## 摘录文本
::::::
Given a characters array tasks, representing the tasks a CPU needs to do, where each letter represents a different task. Tasks could be done in any order. Each task is done in one unit of time. For each unit of time, the CPU could complete either one task or just be idle.
给定一个字符数组 tasks 表示 CPU 需要完成的任务,每个字母代表不同的任务。任务可以以任意顺序完成。每个任务需花费 1 个单位的时间完成。对于每一个时间单位,CPU 要么完成一个任务,要么处于空闲状态

However, there is a non-negative integer n that represents the cooldown period between two same tasks (the same letter in the array), that is that there must be at least n units of time between any two same tasks.
然而,存在一个非负整数 n,其表示两个相同任务(数组里两个相同字母)之间的 CD,也就是说,完成两件相同的任务,之间需要至少间隔 n 个时间单位。

Return the least number of units of times that the CPU will take to finish all the given tasks.
返回 CPU 完成给定的所有任务所需花费的最少时间。

Examples

Example 1

Input: tasks = ["A","A","A","B","B","B"], n = 2
Output: 8
Explanation: 
A -> B -> idle -> A -> B -> idle -> A -> B
There is at least 2 units of time between any two same tasks.

Example 2

Input: tasks = ["A","A","A","B","B","B"], n = 0
Output: 6
Explanation: On this case any permutation of size 6 would work since n = 0.
["A","A","A","B","B","B"]
["A","B","A","B","A","B"]
["B","B","B","A","A","A"]
...
And so on.

Example 3

Input: tasks = ["A","A","A","A","A","A","B","C","D","E","F","G"], n = 2
Output: 16
Explanation: 
One possible solution is
A -> B -> C -> A -> D -> E -> A -> F -> G -> A -> idle -> idle -> A -> idle -> idle -> A

Constraints

  • 1 <= task.length <= 10^4

  • tasks[i] is upper-case English letter.
::::::
## 数据记录
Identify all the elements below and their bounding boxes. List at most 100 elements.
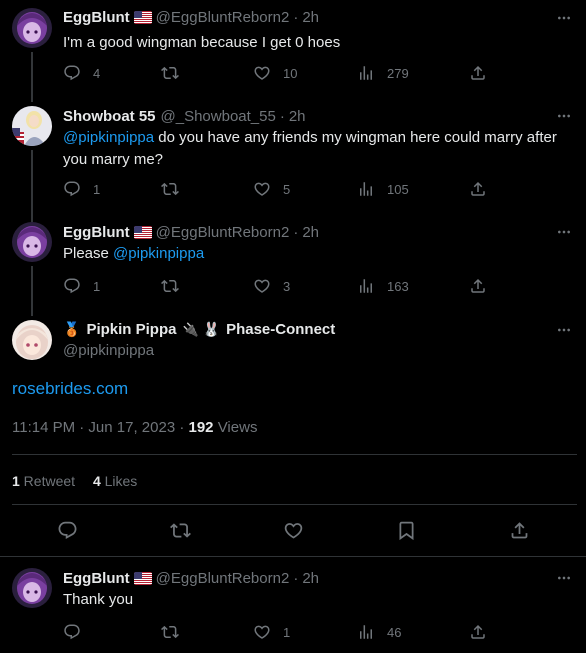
avatar[interactable] [12,106,52,146]
more-icon[interactable] [556,10,572,26]
more-icon[interactable] [556,570,572,586]
view-count: 279 [387,65,409,81]
separator: · [279,108,285,125]
username[interactable]: @EggBluntReborn2 [156,570,290,587]
like-button[interactable]: 1 [253,623,290,641]
separator: · [293,9,299,26]
username[interactable]: @_Showboat_55 [161,108,276,125]
divider [12,504,577,505]
action-bar: 1 3 163 [63,277,503,297]
separator: · [293,224,299,241]
like-icon [283,520,304,541]
display-name[interactable]: Pipkin Pippa [86,321,176,338]
bookmark-button[interactable] [396,520,417,541]
views-button[interactable]: 163 [357,277,409,295]
reply-button[interactable]: 1 [63,180,100,198]
like-button[interactable]: 5 [253,180,290,198]
more-icon[interactable] [556,108,572,124]
tweet-header: EggBlunt @EggBluntReborn2 · 2h [63,224,319,241]
link-text[interactable]: rosebrides.com [12,379,128,399]
share-button[interactable] [469,623,487,641]
reply-button[interactable]: 1 [63,277,100,295]
share-icon [469,64,487,82]
views-button[interactable]: 279 [357,64,409,82]
mention-link[interactable]: @pipkinpippa [113,245,204,262]
retweets-label: Retweet [19,473,76,489]
share-button[interactable] [509,520,530,541]
retweet-icon [161,623,179,641]
tweet-header: Showboat 55 @_Showboat_55 · 2h [63,108,306,125]
like-button[interactable]: 3 [253,277,290,295]
reply-button[interactable]: 4 [63,64,100,82]
views-button[interactable]: 46 [357,623,401,641]
retweet-button[interactable] [161,277,191,295]
bookmark-icon [396,520,417,541]
tweet-eggblunt-2[interactable]: EggBlunt @EggBluntReborn2 · 2h Please @p… [0,212,586,316]
like-button[interactable]: 10 [253,64,297,82]
tweet-body: Please [63,245,114,262]
view-count: 105 [387,181,409,197]
display-name[interactable]: Showboat 55 [63,108,156,125]
likes-stat[interactable]: 4 Likes [93,473,137,489]
display-name[interactable]: EggBlunt [63,224,130,241]
retweet-button[interactable] [161,180,191,198]
thread-line-top [31,92,33,102]
display-name-suffix[interactable]: Phase-Connect [226,321,335,338]
like-count: 3 [283,278,291,294]
display-name[interactable]: EggBlunt [63,9,130,26]
display-name[interactable]: EggBlunt [63,570,130,587]
mention-link[interactable]: @pipkinpippa [63,129,154,146]
separator: · [293,570,299,587]
timestamp[interactable]: 2h [302,224,319,241]
share-button[interactable] [469,180,487,198]
views-button[interactable]: 105 [357,180,409,198]
share-button[interactable] [469,277,487,295]
post-timestamp[interactable]: 11:14 PM · Jun 17, 2023 · [12,419,189,436]
like-icon [253,277,271,295]
username[interactable]: @EggBluntReborn2 [156,224,290,241]
retweets-stat[interactable]: 1 Retweet [12,473,75,489]
action-bar: 1 5 105 [63,180,503,200]
bunny-icon: 🐰 [202,321,221,337]
username[interactable]: @EggBluntReborn2 [156,9,290,26]
timestamp[interactable]: 2h [302,9,319,26]
tweet-eggblunt-1[interactable]: EggBlunt @EggBluntReborn2 · 2h I'm a goo… [0,0,586,100]
avatar[interactable] [12,568,52,608]
avatar[interactable] [12,222,52,262]
reply-icon [63,277,81,295]
us-flag-icon [134,11,152,24]
tweet-text: I'm a good wingman because I get 0 hoes [63,34,341,51]
retweet-icon [161,64,179,82]
timestamp[interactable]: 2h [302,570,319,587]
share-button[interactable] [469,64,487,82]
tweet-text: Please @pipkinpippa [63,243,578,265]
tweet-header: EggBlunt @EggBluntReborn2 · 2h [63,570,319,587]
views-label: Views [213,419,258,436]
engagement-stats: 1 Retweet 4 Likes [12,473,137,489]
like-button[interactable] [283,520,304,541]
plug-icon: 🔌 [182,321,199,337]
like-count: 10 [283,65,298,81]
like-count: 5 [283,181,291,197]
us-flag-icon [134,226,152,239]
bronze-medal-icon: 🥉 [63,321,81,337]
avatar[interactable] [12,320,52,360]
timestamp-row: 11:14 PM · Jun 17, 2023 · 192 Views [12,419,257,436]
retweet-button[interactable] [161,623,191,641]
retweet-button[interactable] [161,64,191,82]
view-count: 46 [387,624,402,640]
retweet-button[interactable] [170,520,191,541]
timestamp[interactable]: 2h [289,108,306,125]
reply-button[interactable] [63,623,93,641]
retweet-icon [161,180,179,198]
tweet-showboat[interactable]: Showboat 55 @_Showboat_55 · 2h @pipkinpi… [0,92,586,222]
reply-button[interactable] [57,520,78,541]
share-icon [509,520,530,541]
avatar[interactable] [12,8,52,48]
username[interactable]: @pipkinpippa [63,342,154,359]
main-tweet-header: 🥉 Pipkin Pippa 🔌 🐰 Phase-Connect [63,321,335,338]
reply-tweet[interactable]: EggBlunt @EggBluntReborn2 · 2h Thank you… [0,557,586,653]
more-icon[interactable] [556,322,572,338]
more-icon[interactable] [556,224,572,240]
reply-count: 4 [93,65,101,81]
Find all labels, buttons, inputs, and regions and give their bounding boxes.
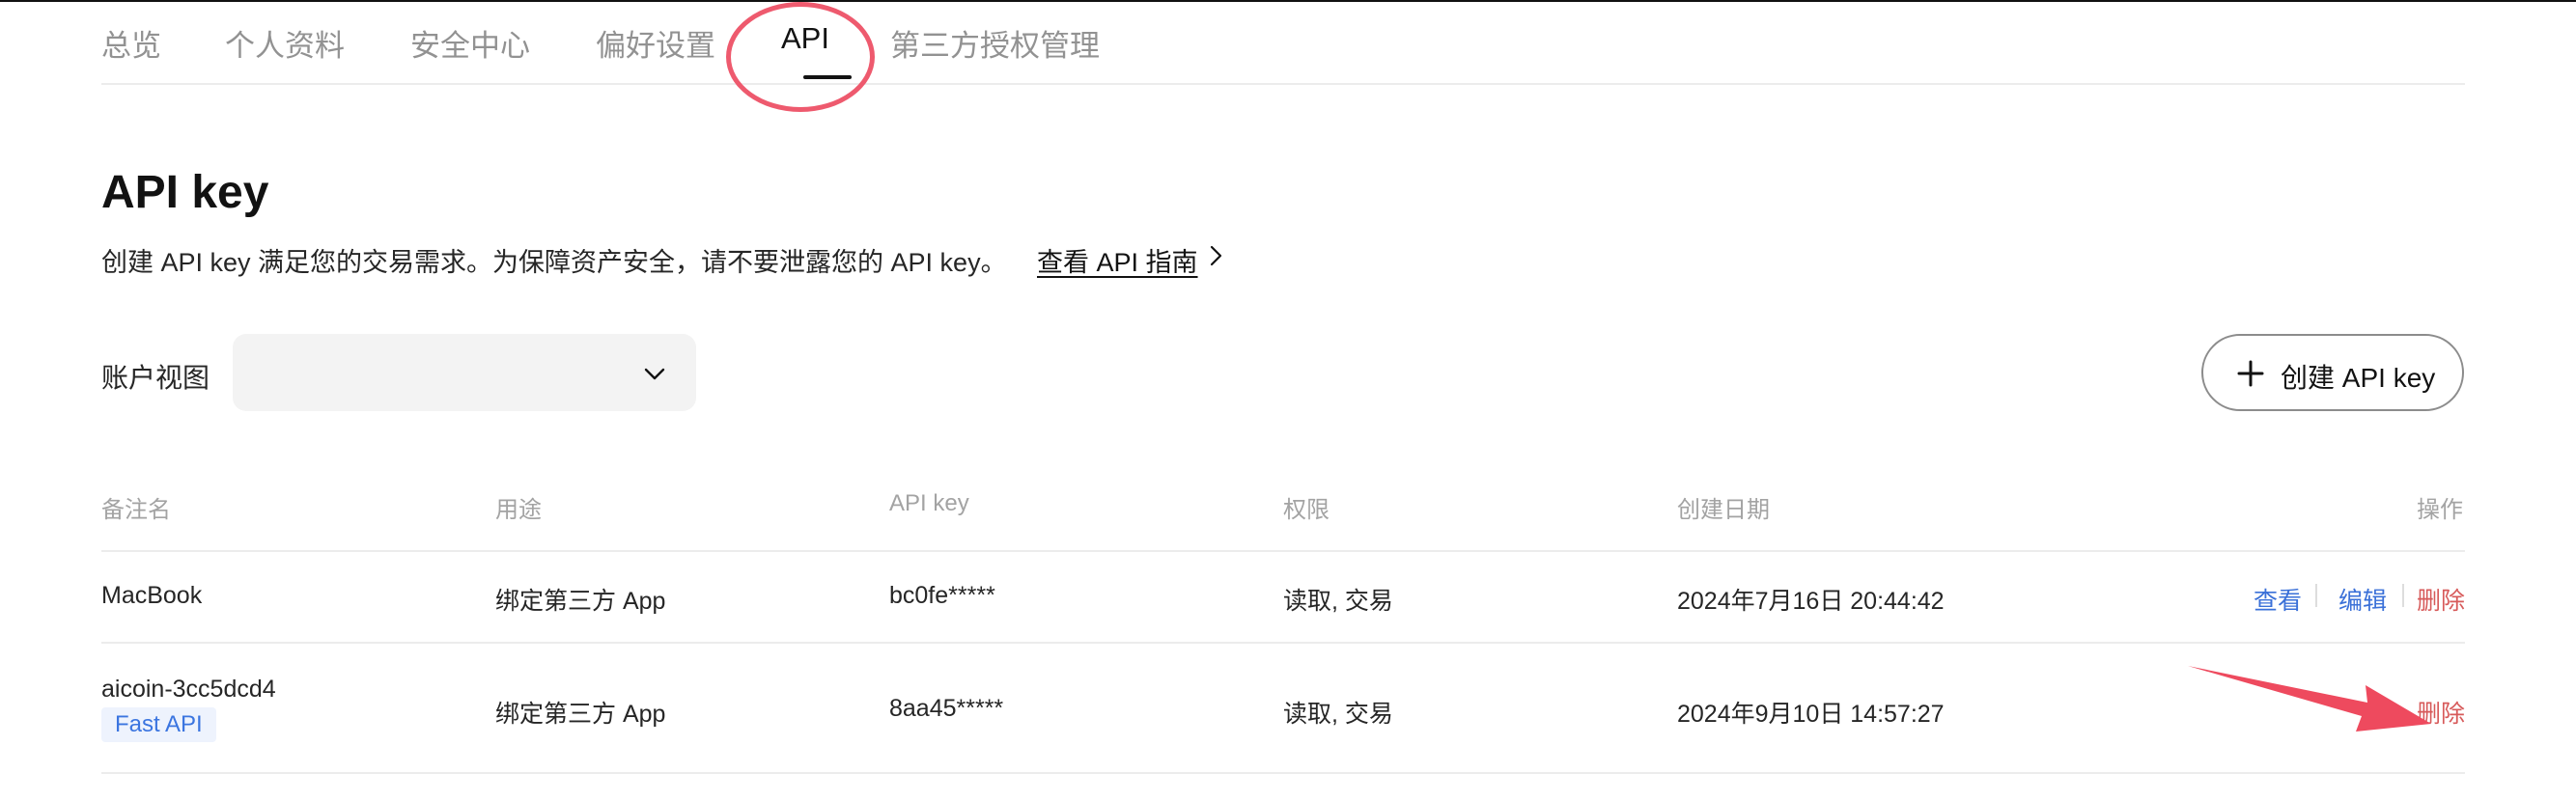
tab-security[interactable]: 安全中心 bbox=[410, 21, 530, 65]
row-permissions: 读取, 交易 bbox=[1283, 588, 1393, 615]
row-usage: 绑定第三方 App bbox=[495, 588, 666, 615]
row-api-key: bc0fe***** bbox=[889, 582, 995, 609]
tab-bar: 总览 个人资料 安全中心 偏好设置 API 第三方授权管理 bbox=[101, 0, 2465, 85]
column-header-actions: 操作 bbox=[2417, 497, 2463, 523]
row-permissions: 读取, 交易 bbox=[1283, 701, 1393, 728]
column-header-permissions: 权限 bbox=[1283, 497, 1330, 523]
tab-third-party-auth[interactable]: 第三方授权管理 bbox=[890, 21, 1100, 65]
table-divider bbox=[101, 772, 2465, 774]
delete-button[interactable]: 删除 bbox=[2417, 582, 2465, 617]
action-divider bbox=[2402, 584, 2404, 607]
arrow-annotation-icon bbox=[2188, 666, 2431, 732]
api-guide-link[interactable]: 查看 API 指南 bbox=[1037, 241, 1198, 279]
view-button[interactable]: 查看 bbox=[2254, 582, 2302, 617]
account-view-label: 账户视图 bbox=[101, 363, 210, 393]
highlight-circle-annotation bbox=[726, 2, 875, 112]
row-created-date: 2024年9月10日 14:57:27 bbox=[1677, 701, 1945, 728]
column-header-usage: 用途 bbox=[495, 497, 542, 523]
create-api-key-label: 创建 API key bbox=[2281, 363, 2436, 393]
tab-preferences[interactable]: 偏好设置 bbox=[596, 21, 715, 65]
account-view-select[interactable] bbox=[233, 334, 696, 411]
column-header-name: 备注名 bbox=[101, 497, 171, 523]
create-api-key-button[interactable]: 创建 API key bbox=[2201, 334, 2464, 411]
column-header-created: 创建日期 bbox=[1677, 497, 1770, 523]
table-divider bbox=[101, 550, 2465, 552]
chevron-right-icon[interactable] bbox=[1204, 243, 1229, 268]
page-title: API key bbox=[101, 167, 269, 218]
tab-profile[interactable]: 个人资料 bbox=[225, 21, 345, 65]
edit-button[interactable]: 编辑 bbox=[2338, 582, 2387, 617]
row-name: MacBook bbox=[101, 582, 203, 609]
fast-api-badge: Fast API bbox=[101, 707, 216, 742]
action-divider bbox=[2315, 584, 2317, 607]
table-divider bbox=[101, 642, 2465, 644]
page-description: 创建 API key 满足您的交易需求。为保障资产安全，请不要泄露您的 API … bbox=[101, 248, 1007, 277]
chevron-down-icon bbox=[644, 368, 665, 380]
plus-icon bbox=[2237, 360, 2264, 387]
tab-overview[interactable]: 总览 bbox=[101, 21, 161, 65]
row-usage: 绑定第三方 App bbox=[495, 701, 666, 728]
row-name: aicoin-3cc5dcd4 bbox=[101, 676, 276, 703]
row-created-date: 2024年7月16日 20:44:42 bbox=[1677, 588, 1945, 615]
row-api-key: 8aa45***** bbox=[889, 695, 1004, 722]
column-header-api-key: API key bbox=[889, 490, 969, 516]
::::::
## 待办任务
**A.** 请从 CPU 任务调度题中含有“Given a characters”的地方开始,到“just be idle.”之后停止,把这一段一字不差地重新打出来。
**B.** 请列出 CPU 任务调度题的各个示例给出的全部输出值。

## 答案列表
**A.**
Given a characters array tasks, representing the tasks a CPU needs to do, where each letter represents a different task. Tasks could be done in any order. Each task is done in one unit of time. For each unit of time, the CPU could complete either one task or just be idle.

**B.** 8、6、16